RECORDED INFORMATION:

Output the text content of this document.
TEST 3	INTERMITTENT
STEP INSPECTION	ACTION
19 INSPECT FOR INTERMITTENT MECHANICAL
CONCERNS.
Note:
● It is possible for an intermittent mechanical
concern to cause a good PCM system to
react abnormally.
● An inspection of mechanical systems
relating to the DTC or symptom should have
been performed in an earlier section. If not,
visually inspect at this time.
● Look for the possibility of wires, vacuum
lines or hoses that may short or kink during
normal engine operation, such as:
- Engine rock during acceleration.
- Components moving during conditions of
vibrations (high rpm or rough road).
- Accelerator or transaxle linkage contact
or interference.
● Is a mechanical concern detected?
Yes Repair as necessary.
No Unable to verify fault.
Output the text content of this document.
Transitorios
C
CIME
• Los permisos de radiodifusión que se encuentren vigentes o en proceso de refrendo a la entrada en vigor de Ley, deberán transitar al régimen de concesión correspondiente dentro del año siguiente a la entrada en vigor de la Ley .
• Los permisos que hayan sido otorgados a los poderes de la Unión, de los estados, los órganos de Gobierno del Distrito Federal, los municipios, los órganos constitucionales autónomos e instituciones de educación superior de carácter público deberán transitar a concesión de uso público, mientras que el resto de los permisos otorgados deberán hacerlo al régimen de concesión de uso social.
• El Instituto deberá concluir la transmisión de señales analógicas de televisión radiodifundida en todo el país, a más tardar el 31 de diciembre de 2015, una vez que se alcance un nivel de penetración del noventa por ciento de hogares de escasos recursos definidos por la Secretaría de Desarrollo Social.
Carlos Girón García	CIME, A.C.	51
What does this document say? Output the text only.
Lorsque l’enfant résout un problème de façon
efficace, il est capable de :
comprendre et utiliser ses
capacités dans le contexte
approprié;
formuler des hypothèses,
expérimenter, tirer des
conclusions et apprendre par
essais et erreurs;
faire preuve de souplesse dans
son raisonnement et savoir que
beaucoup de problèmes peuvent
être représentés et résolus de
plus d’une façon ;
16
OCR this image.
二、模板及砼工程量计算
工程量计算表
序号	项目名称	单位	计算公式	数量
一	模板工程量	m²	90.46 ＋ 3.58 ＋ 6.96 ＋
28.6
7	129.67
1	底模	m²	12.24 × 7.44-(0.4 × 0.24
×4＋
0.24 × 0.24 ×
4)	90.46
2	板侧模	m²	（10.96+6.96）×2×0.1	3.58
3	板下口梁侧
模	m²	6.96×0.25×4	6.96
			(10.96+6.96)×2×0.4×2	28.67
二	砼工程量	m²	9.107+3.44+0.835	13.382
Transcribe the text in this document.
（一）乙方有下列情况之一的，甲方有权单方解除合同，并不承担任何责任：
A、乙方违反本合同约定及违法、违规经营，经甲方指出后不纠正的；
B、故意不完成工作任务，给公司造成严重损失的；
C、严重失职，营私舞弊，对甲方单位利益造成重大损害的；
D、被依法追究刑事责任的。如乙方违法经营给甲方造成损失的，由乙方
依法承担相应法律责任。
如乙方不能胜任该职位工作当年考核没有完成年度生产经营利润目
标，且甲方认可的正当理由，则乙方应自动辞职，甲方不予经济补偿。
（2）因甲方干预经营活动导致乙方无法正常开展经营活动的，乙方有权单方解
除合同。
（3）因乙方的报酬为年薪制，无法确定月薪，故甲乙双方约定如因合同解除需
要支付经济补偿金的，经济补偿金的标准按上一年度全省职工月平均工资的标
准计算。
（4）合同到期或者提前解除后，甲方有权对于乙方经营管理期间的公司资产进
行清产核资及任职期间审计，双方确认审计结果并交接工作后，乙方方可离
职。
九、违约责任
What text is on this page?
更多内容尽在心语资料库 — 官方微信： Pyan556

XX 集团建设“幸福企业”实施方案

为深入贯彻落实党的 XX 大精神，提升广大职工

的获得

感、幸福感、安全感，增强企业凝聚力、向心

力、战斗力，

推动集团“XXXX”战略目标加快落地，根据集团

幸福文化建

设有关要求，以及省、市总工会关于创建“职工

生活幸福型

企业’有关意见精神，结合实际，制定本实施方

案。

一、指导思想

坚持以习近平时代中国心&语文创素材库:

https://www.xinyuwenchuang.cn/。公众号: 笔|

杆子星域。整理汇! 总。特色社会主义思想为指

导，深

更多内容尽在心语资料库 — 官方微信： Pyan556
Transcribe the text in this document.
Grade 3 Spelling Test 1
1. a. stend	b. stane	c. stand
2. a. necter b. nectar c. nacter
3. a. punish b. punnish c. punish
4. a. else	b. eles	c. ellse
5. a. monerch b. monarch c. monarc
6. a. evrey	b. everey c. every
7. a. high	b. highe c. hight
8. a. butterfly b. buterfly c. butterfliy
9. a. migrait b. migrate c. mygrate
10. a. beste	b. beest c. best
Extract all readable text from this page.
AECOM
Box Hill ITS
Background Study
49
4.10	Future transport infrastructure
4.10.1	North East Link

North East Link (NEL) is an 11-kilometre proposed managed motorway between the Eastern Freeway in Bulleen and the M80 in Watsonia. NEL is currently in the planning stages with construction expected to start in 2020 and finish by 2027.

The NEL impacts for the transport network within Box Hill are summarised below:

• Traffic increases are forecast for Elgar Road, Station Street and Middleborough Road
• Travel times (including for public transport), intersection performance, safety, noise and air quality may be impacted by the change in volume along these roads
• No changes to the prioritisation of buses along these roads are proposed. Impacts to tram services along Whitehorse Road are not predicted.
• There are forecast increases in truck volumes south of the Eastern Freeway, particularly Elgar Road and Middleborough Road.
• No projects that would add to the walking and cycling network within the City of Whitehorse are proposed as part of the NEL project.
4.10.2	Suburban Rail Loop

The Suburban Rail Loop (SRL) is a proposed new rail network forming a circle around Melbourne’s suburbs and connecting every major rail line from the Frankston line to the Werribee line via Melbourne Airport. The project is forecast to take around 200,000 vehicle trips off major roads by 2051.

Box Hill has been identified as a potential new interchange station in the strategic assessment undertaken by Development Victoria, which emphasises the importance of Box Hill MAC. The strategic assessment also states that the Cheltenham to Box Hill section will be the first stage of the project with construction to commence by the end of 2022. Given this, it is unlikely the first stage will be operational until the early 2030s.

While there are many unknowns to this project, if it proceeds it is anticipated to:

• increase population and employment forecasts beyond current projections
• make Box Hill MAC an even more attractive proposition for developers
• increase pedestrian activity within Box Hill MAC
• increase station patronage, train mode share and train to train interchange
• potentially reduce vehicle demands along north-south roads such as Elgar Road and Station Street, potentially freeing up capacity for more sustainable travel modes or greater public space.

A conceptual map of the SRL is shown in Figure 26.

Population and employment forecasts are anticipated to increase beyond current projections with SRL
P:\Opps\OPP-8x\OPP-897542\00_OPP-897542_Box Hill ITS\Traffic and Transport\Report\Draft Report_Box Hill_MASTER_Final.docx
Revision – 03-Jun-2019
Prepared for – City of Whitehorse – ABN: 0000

CHALLENGE:
Copy all data exactly, start to finish.

CORRECT OUTPUT:
Output the text content of this document.
TEST 3	INTERMITTENT
STEP INSPECTION	ACTION
19 INSPECT FOR INTERMITTENT MECHANICAL
CONCERNS.
Note:
● It is possible for an intermittent mechanical
concern to cause a good PCM system to
react abnormally.
● An inspection of mechanical systems
relating to the DTC or symptom should have
been performed in an earlier section. If not,
visually inspect at this time.
● Look for the possibility of wires, vacuum
lines or hoses that may short or kink during
normal engine operation, such as:
- Engine rock during acceleration.
- Components moving during conditions of
vibrations (high rpm or rough road).
- Accelerator or transaxle linkage contact
or interference.
● Is a mechanical concern detected?
Yes Repair as necessary.
No Unable to verify fault.
Output the text content of this document.
Transitorios
C
CIME
• Los permisos de radiodifusión que se encuentren vigentes o en proceso de refrendo a la entrada en vigor de Ley, deberán transitar al régimen de concesión correspondiente dentro del año siguiente a la entrada en vigor de la Ley .
• Los permisos que hayan sido otorgados a los poderes de la Unión, de los estados, los órganos de Gobierno del Distrito Federal, los municipios, los órganos constitucionales autónomos e instituciones de educación superior de carácter público deberán transitar a concesión de uso público, mientras que el resto de los permisos otorgados deberán hacerlo al régimen de concesión de uso social.
• El Instituto deberá concluir la transmisión de señales analógicas de televisión radiodifundida en todo el país, a más tardar el 31 de diciembre de 2015, una vez que se alcance un nivel de penetración del noventa por ciento de hogares de escasos recursos definidos por la Secretaría de Desarrollo Social.
Carlos Girón García	CIME, A.C.	51
What does this document say? Output the text only.
Lorsque l’enfant résout un problème de façon
efficace, il est capable de :
comprendre et utiliser ses
capacités dans le contexte
approprié;
formuler des hypothèses,
expérimenter, tirer des
conclusions et apprendre par
essais et erreurs;
faire preuve de souplesse dans
son raisonnement et savoir que
beaucoup de problèmes peuvent
être représentés et résolus de
plus d’une façon ;
16
OCR this image.
二、模板及砼工程量计算
工程量计算表
序号	项目名称	单位	计算公式	数量
一	模板工程量	m²	90.46 ＋ 3.58 ＋ 6.96 ＋
28.6
7	129.67
1	底模	m²	12.24 × 7.44-(0.4 × 0.24
×4＋
0.24 × 0.24 ×
4)	90.46
2	板侧模	m²	（10.96+6.96）×2×0.1	3.58
3	板下口梁侧
模	m²	6.96×0.25×4	6.96
			(10.96+6.96)×2×0.4×2	28.67
二	砼工程量	m²	9.107+3.44+0.835	13.382
Transcribe the text in this document.
（一）乙方有下列情况之一的，甲方有权单方解除合同，并不承担任何责任：
A、乙方违反本合同约定及违法、违规经营，经甲方指出后不纠正的；
B、故意不完成工作任务，给公司造成严重损失的；
C、严重失职，营私舞弊，对甲方单位利益造成重大损害的；
D、被依法追究刑事责任的。如乙方违法经营给甲方造成损失的，由乙方
依法承担相应法律责任。
如乙方不能胜任该职位工作当年考核没有完成年度生产经营利润目
标，且甲方认可的正当理由，则乙方应自动辞职，甲方不予经济补偿。
（2）因甲方干预经营活动导致乙方无法正常开展经营活动的，乙方有权单方解
除合同。
（3）因乙方的报酬为年薪制，无法确定月薪，故甲乙双方约定如因合同解除需
要支付经济补偿金的，经济补偿金的标准按上一年度全省职工月平均工资的标
准计算。
（4）合同到期或者提前解除后，甲方有权对于乙方经营管理期间的公司资产进
行清产核资及任职期间审计，双方确认审计结果并交接工作后，乙方方可离
职。
九、违约责任
What text is on this page?
更多内容尽在心语资料库 — 官方微信： Pyan556

XX 集团建设“幸福企业”实施方案

为深入贯彻落实党的 XX 大精神，提升广大职工

的获得

感、幸福感、安全感，增强企业凝聚力、向心

力、战斗力，

推动集团“XXXX”战略目标加快落地，根据集团

幸福文化建

设有关要求，以及省、市总工会关于创建“职工

生活幸福型

企业’有关意见精神，结合实际，制定本实施方

案。

一、指导思想

坚持以习近平时代中国心&语文创素材库:

https://www.xinyuwenchuang.cn/。公众号: 笔|

杆子星域。整理汇! 总。特色社会主义思想为指

导，深

更多内容尽在心语资料库 — 官方微信： Pyan556
Transcribe the text in this document.
Grade 3 Spelling Test 1
1. a. stend	b. stane	c. stand
2. a. necter b. nectar c. nacter
3. a. punish b. punnish c. punish
4. a. else	b. eles	c. ellse
5. a. monerch b. monarch c. monarc
6. a. evrey	b. everey c. every
7. a. high	b. highe c. hight
8. a. butterfly b. buterfly c. butterfliy
9. a. migrait b. migrate c. mygrate
10. a. beste	b. beest c. best
Extract all readable text from this page.
AECOM
Box Hill ITS
Background Study
49
4.10	Future transport infrastructure
4.10.1	North East Link

North East Link (NEL) is an 11-kilometre proposed managed motorway between the Eastern Freeway in Bulleen and the M80 in Watsonia. NEL is currently in the planning stages with construction expected to start in 2020 and finish by 2027.

The NEL impacts for the transport network within Box Hill are summarised below:

• Traffic increases are forecast for Elgar Road, Station Street and Middleborough Road
• Travel times (including for public transport), intersection performance, safety, noise and air quality may be impacted by the change in volume along these roads
• No changes to the prioritisation of buses along these roads are proposed. Impacts to tram services along Whitehorse Road are not predicted.
• There are forecast increases in truck volumes south of the Eastern Freeway, particularly Elgar Road and Middleborough Road.
• No projects that would add to the walking and cycling network within the City of Whitehorse are proposed as part of the NEL project.
4.10.2	Suburban Rail Loop

The Suburban Rail Loop (SRL) is a proposed new rail network forming a circle around Melbourne’s suburbs and connecting every major rail line from the Frankston line to the Werribee line via Melbourne Airport. The project is forecast to take around 200,000 vehicle trips off major roads by 2051.

Box Hill has been identified as a potential new interchange station in the strategic assessment undertaken by Development Victoria, which emphasises the importance of Box Hill MAC. The strategic assessment also states that the Cheltenham to Box Hill section will be the first stage of the project with construction to commence by the end of 2022. Given this, it is unlikely the first stage will be operational until the early 2030s.

While there are many unknowns to this project, if it proceeds it is anticipated to:

• increase population and employment forecasts beyond current projections
• make Box Hill MAC an even more attractive proposition for developers
• increase pedestrian activity within Box Hill MAC
• increase station patronage, train mode share and train to train interchange
• potentially reduce vehicle demands along north-south roads such as Elgar Road and Station Street, potentially freeing up capacity for more sustainable travel modes or greater public space.

A conceptual map of the SRL is shown in Figure 26.

Population and employment forecasts are anticipated to increase beyond current projections with SRL
P:\Opps\OPP-8x\OPP-897542\00_OPP-897542_Box Hill ITS\Traffic and Transport\Report\Draft Report_Box Hill_MASTER_Final.docx
Revision – 03-Jun-2019
Prepared for – City of Whitehorse – ABN: 0000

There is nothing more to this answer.